• **Work required**
The listing below must be repeated word for word, with its images excluded.

=== Data supplied ===

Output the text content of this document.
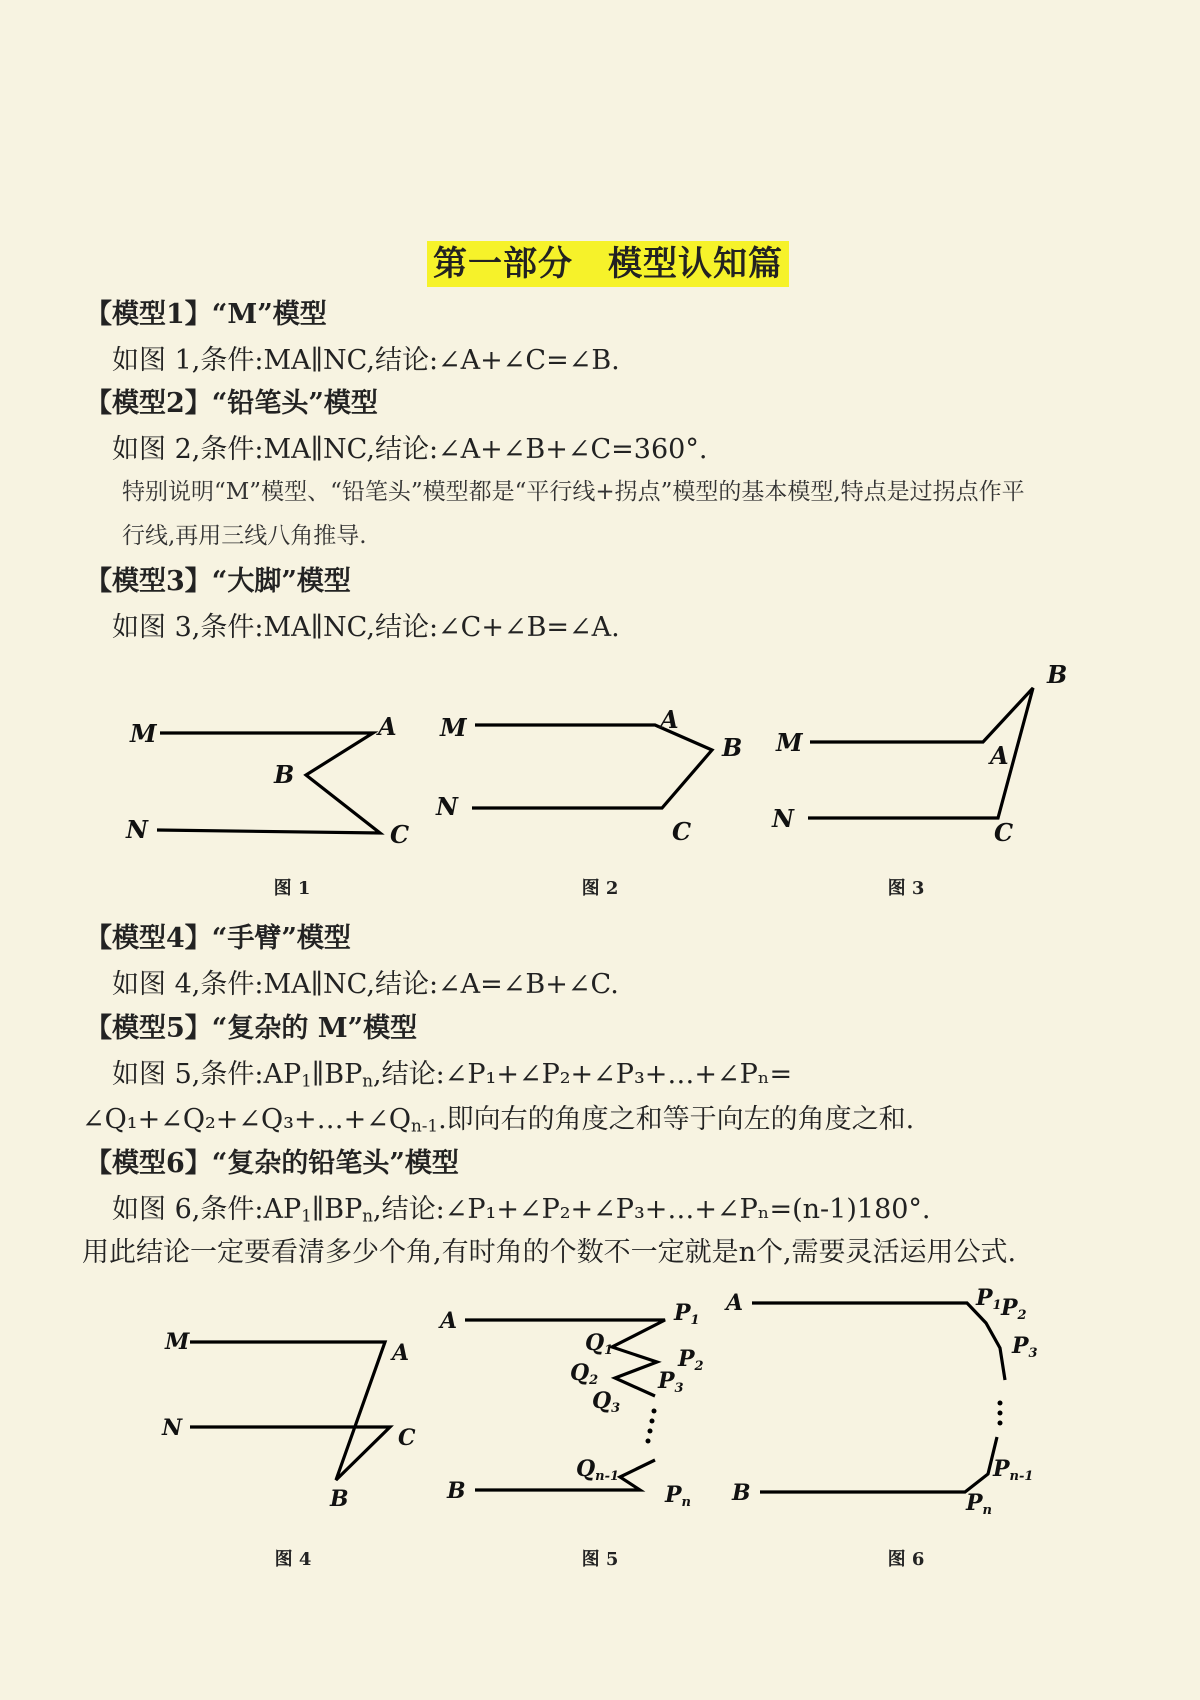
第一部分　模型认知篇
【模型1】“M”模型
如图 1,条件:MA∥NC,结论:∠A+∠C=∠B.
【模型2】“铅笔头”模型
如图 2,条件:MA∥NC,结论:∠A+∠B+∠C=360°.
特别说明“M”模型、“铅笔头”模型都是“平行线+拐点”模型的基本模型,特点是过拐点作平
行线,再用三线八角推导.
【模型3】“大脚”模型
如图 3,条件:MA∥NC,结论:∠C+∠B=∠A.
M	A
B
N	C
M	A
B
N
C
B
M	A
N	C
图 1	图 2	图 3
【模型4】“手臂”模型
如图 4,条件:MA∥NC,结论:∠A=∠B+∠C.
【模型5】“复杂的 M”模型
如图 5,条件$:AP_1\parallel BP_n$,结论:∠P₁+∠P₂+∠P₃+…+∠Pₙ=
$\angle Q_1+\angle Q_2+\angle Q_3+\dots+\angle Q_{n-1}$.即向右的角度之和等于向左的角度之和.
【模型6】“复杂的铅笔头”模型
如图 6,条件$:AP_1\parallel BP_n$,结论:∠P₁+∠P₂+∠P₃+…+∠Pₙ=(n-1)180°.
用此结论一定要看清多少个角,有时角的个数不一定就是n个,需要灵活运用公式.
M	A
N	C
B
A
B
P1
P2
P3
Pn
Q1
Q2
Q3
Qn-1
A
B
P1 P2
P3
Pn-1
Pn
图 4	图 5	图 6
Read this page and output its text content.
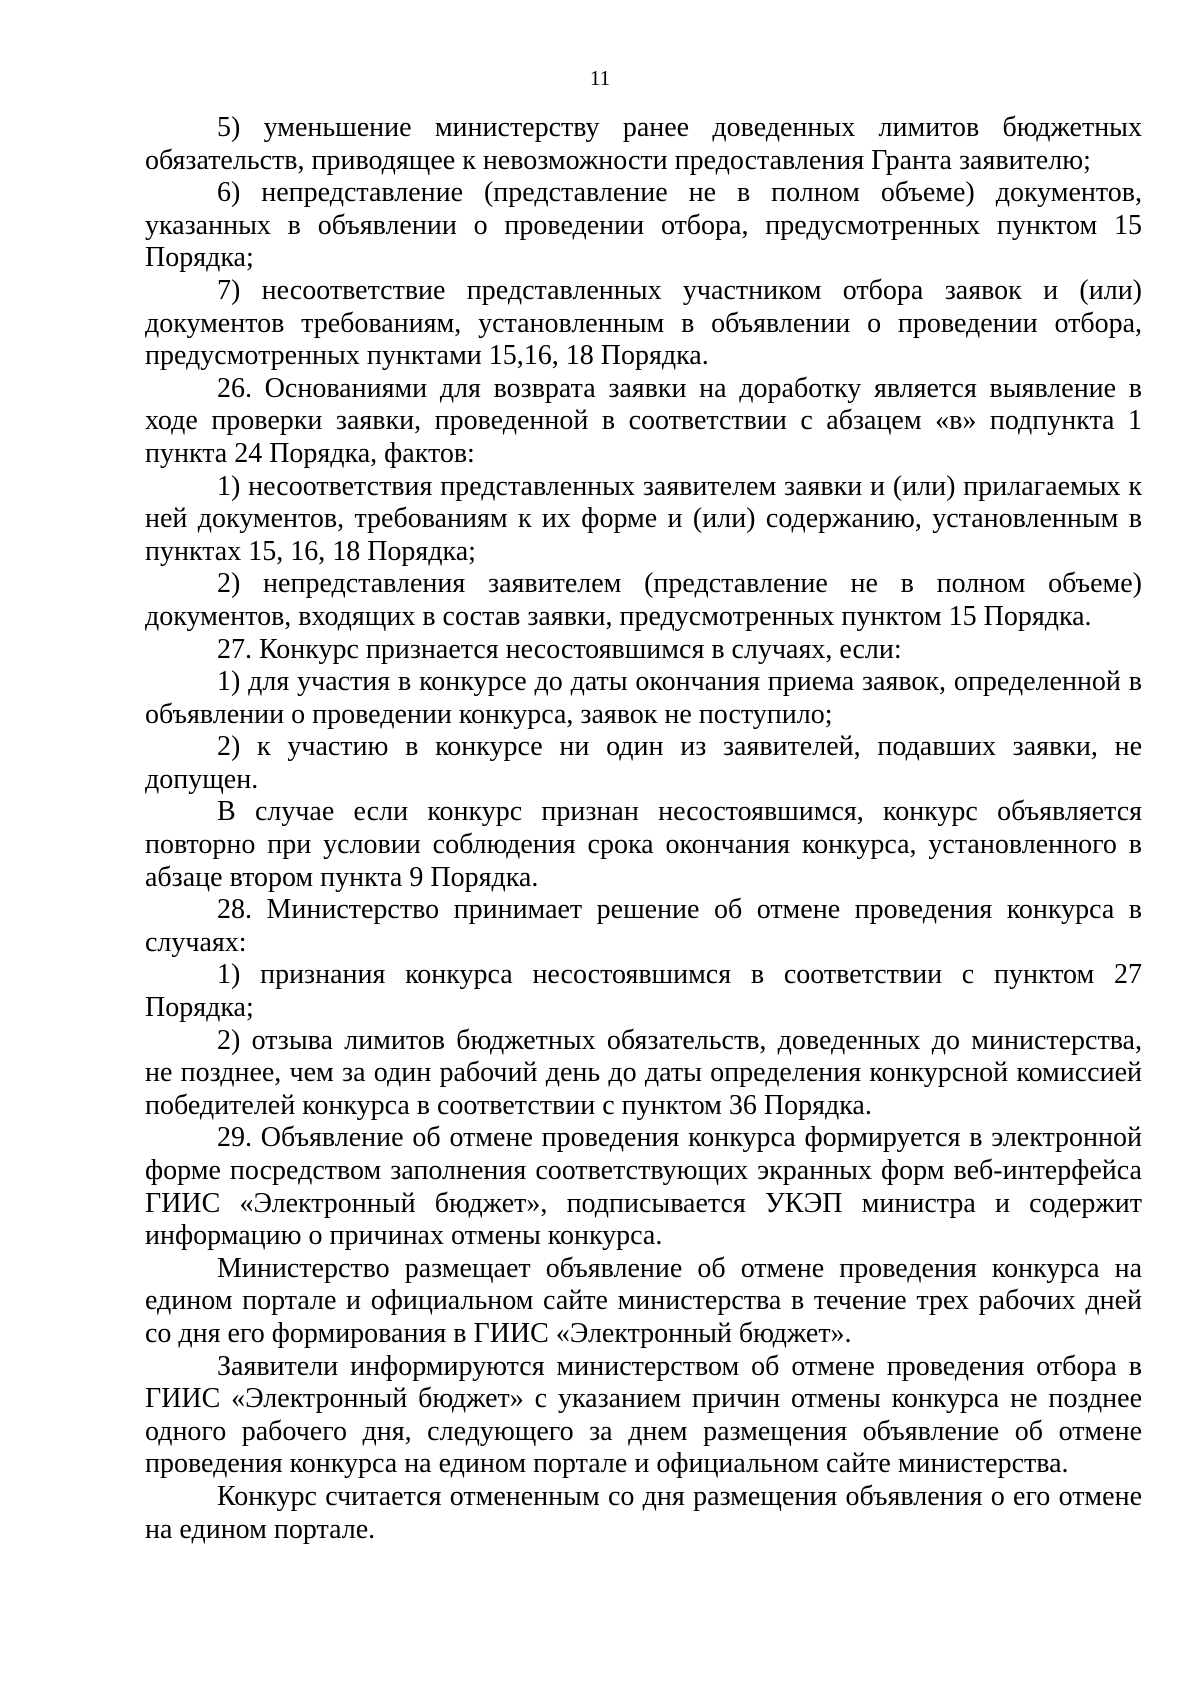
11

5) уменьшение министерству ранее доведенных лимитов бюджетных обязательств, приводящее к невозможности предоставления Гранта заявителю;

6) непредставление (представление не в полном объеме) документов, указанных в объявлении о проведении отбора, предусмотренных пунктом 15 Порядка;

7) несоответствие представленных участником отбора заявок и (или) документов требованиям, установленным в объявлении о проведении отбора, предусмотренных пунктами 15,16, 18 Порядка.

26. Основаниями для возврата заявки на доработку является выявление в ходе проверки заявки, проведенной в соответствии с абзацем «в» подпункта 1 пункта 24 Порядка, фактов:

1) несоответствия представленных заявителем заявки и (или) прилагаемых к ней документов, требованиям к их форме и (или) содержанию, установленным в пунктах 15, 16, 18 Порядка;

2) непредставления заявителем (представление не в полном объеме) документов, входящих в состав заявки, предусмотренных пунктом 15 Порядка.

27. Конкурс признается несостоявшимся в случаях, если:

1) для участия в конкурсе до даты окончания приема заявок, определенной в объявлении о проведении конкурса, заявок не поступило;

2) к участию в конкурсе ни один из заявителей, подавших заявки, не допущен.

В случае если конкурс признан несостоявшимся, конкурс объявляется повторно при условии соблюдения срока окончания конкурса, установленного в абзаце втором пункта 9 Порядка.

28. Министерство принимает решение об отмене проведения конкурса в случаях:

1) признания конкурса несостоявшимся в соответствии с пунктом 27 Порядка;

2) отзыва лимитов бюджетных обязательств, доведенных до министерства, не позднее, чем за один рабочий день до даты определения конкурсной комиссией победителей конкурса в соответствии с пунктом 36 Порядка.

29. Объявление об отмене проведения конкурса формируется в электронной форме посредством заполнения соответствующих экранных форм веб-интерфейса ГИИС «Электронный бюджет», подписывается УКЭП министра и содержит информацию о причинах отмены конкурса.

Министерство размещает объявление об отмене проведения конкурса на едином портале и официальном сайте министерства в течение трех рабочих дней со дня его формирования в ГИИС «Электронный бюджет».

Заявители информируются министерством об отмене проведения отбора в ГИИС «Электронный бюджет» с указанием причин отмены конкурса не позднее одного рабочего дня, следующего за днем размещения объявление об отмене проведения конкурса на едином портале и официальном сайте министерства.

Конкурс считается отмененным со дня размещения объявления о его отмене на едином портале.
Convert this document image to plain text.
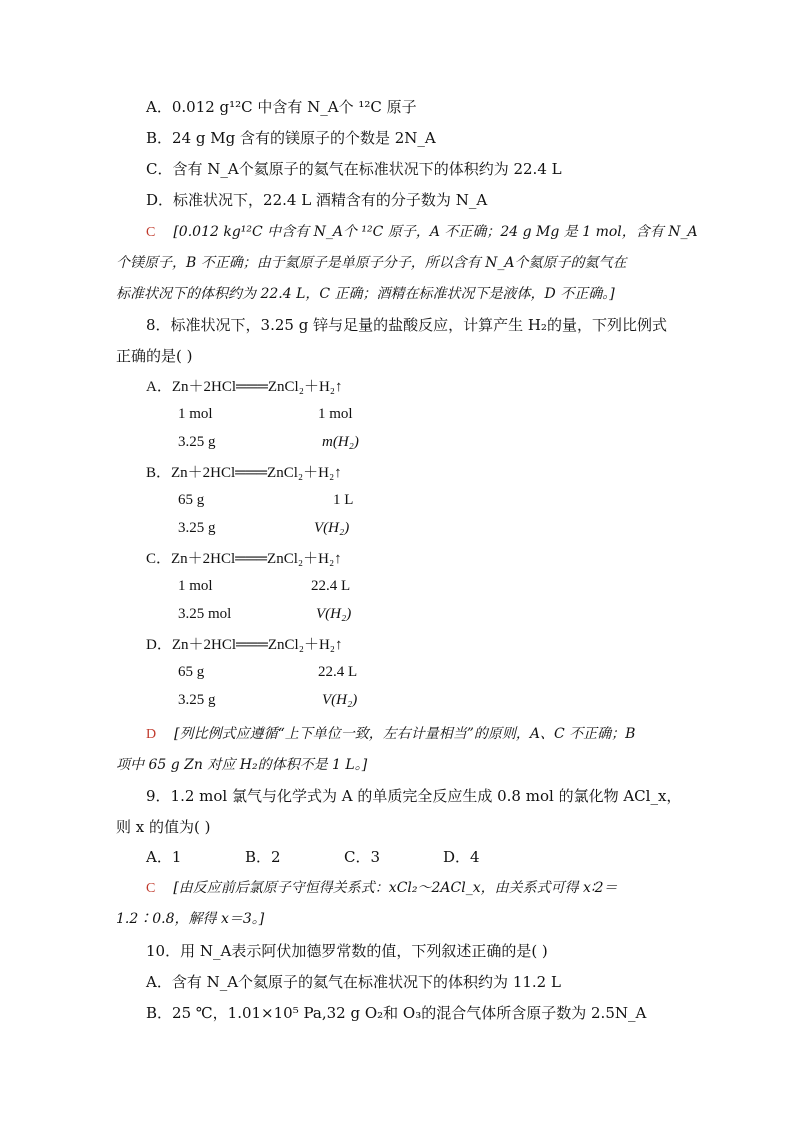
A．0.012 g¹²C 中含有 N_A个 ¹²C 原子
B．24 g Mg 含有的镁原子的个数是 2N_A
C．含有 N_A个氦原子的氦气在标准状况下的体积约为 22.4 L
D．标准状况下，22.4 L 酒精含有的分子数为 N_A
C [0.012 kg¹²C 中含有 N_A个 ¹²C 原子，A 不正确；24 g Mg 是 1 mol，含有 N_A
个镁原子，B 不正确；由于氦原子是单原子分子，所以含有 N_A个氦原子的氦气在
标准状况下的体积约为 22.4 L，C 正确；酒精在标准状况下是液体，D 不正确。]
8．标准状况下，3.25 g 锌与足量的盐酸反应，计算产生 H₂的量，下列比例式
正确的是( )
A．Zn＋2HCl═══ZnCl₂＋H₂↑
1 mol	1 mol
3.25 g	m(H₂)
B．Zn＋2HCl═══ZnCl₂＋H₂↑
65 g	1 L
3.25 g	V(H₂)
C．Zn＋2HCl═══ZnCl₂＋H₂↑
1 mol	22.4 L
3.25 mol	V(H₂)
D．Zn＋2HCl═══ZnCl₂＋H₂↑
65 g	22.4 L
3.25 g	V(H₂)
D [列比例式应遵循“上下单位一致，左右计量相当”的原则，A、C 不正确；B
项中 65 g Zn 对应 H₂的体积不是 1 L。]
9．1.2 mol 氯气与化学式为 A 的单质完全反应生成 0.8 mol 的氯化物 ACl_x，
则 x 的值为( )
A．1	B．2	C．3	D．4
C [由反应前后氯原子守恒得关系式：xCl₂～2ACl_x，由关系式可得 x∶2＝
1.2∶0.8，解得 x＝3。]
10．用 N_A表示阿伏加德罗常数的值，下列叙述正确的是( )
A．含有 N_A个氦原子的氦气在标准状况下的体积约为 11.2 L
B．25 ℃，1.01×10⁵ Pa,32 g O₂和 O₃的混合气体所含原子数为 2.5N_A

===

• **Output of the exercise**
Output the text content of this document.
第一部分　模型认知篇
【模型1】“M”模型
如图 1,条件:MA∥NC,结论:∠A+∠C=∠B.
【模型2】“铅笔头”模型
如图 2,条件:MA∥NC,结论:∠A+∠B+∠C=360°.
特别说明“M”模型、“铅笔头”模型都是“平行线+拐点”模型的基本模型,特点是过拐点作平
行线,再用三线八角推导.
【模型3】“大脚”模型
如图 3,条件:MA∥NC,结论:∠C+∠B=∠A.
M	A
B
N	C
M	A
B
N
C
B
M	A
N	C
图 1	图 2	图 3
【模型4】“手臂”模型
如图 4,条件:MA∥NC,结论:∠A=∠B+∠C.
【模型5】“复杂的 M”模型
如图 5,条件$:AP_1\parallel BP_n$,结论:∠P₁+∠P₂+∠P₃+…+∠Pₙ=
$\angle Q_1+\angle Q_2+\angle Q_3+\dots+\angle Q_{n-1}$.即向右的角度之和等于向左的角度之和.
【模型6】“复杂的铅笔头”模型
如图 6,条件$:AP_1\parallel BP_n$,结论:∠P₁+∠P₂+∠P₃+…+∠Pₙ=(n-1)180°.
用此结论一定要看清多少个角,有时角的个数不一定就是n个,需要灵活运用公式.
M	A
N	C
B
A
B
P1
P2
P3
Pn
Q1
Q2
Q3
Qn-1
A
B
P1 P2
P3
Pn-1
Pn
图 4	图 5	图 6
Read this page and output its text content.
11

5) уменьшение министерству ранее доведенных лимитов бюджетных обязательств, приводящее к невозможности предоставления Гранта заявителю;

6) непредставление (представление не в полном объеме) документов, указанных в объявлении о проведении отбора, предусмотренных пунктом 15 Порядка;

7) несоответствие представленных участником отбора заявок и (или) документов требованиям, установленным в объявлении о проведении отбора, предусмотренных пунктами 15,16, 18 Порядка.

26. Основаниями для возврата заявки на доработку является выявление в ходе проверки заявки, проведенной в соответствии с абзацем «в» подпункта 1 пункта 24 Порядка, фактов:

1) несоответствия представленных заявителем заявки и (или) прилагаемых к ней документов, требованиям к их форме и (или) содержанию, установленным в пунктах 15, 16, 18 Порядка;

2) непредставления заявителем (представление не в полном объеме) документов, входящих в состав заявки, предусмотренных пунктом 15 Порядка.

27. Конкурс признается несостоявшимся в случаях, если:

1) для участия в конкурсе до даты окончания приема заявок, определенной в объявлении о проведении конкурса, заявок не поступило;

2) к участию в конкурсе ни один из заявителей, подавших заявки, не допущен.

В случае если конкурс признан несостоявшимся, конкурс объявляется повторно при условии соблюдения срока окончания конкурса, установленного в абзаце втором пункта 9 Порядка.

28. Министерство принимает решение об отмене проведения конкурса в случаях:

1) признания конкурса несостоявшимся в соответствии с пунктом 27 Порядка;

2) отзыва лимитов бюджетных обязательств, доведенных до министерства, не позднее, чем за один рабочий день до даты определения конкурсной комиссией победителей конкурса в соответствии с пунктом 36 Порядка.

29. Объявление об отмене проведения конкурса формируется в электронной форме посредством заполнения соответствующих экранных форм веб-интерфейса ГИИС «Электронный бюджет», подписывается УКЭП министра и содержит информацию о причинах отмены конкурса.

Министерство размещает объявление об отмене проведения конкурса на едином портале и официальном сайте министерства в течение трех рабочих дней со дня его формирования в ГИИС «Электронный бюджет».

Заявители информируются министерством об отмене проведения отбора в ГИИС «Электронный бюджет» с указанием причин отмены конкурса не позднее одного рабочего дня, следующего за днем размещения объявление об отмене проведения конкурса на едином портале и официальном сайте министерства.

Конкурс считается отмененным со дня размещения объявления о его отмене на едином портале.
Convert this document image to plain text.
A．0.012 g¹²C 中含有 N_A个 ¹²C 原子
B．24 g Mg 含有的镁原子的个数是 2N_A
C．含有 N_A个氦原子的氦气在标准状况下的体积约为 22.4 L
D．标准状况下，22.4 L 酒精含有的分子数为 N_A
C [0.012 kg¹²C 中含有 N_A个 ¹²C 原子，A 不正确；24 g Mg 是 1 mol，含有 N_A
个镁原子，B 不正确；由于氦原子是单原子分子，所以含有 N_A个氦原子的氦气在
标准状况下的体积约为 22.4 L，C 正确；酒精在标准状况下是液体，D 不正确。]
8．标准状况下，3.25 g 锌与足量的盐酸反应，计算产生 H₂的量，下列比例式
正确的是( )
A．Zn＋2HCl═══ZnCl₂＋H₂↑
1 mol	1 mol
3.25 g	m(H₂)
B．Zn＋2HCl═══ZnCl₂＋H₂↑
65 g	1 L
3.25 g	V(H₂)
C．Zn＋2HCl═══ZnCl₂＋H₂↑
1 mol	22.4 L
3.25 mol	V(H₂)
D．Zn＋2HCl═══ZnCl₂＋H₂↑
65 g	22.4 L
3.25 g	V(H₂)
D [列比例式应遵循“上下单位一致，左右计量相当”的原则，A、C 不正确；B
项中 65 g Zn 对应 H₂的体积不是 1 L。]
9．1.2 mol 氯气与化学式为 A 的单质完全反应生成 0.8 mol 的氯化物 ACl_x，
则 x 的值为( )
A．1	B．2	C．3	D．4
C [由反应前后氯原子守恒得关系式：xCl₂～2ACl_x，由关系式可得 x∶2＝
1.2∶0.8，解得 x＝3。]
10．用 N_A表示阿伏加德罗常数的值，下列叙述正确的是( )
A．含有 N_A个氦原子的氦气在标准状况下的体积约为 11.2 L
B．25 ℃，1.01×10⁵ Pa,32 g O₂和 O₃的混合气体所含原子数为 2.5N_A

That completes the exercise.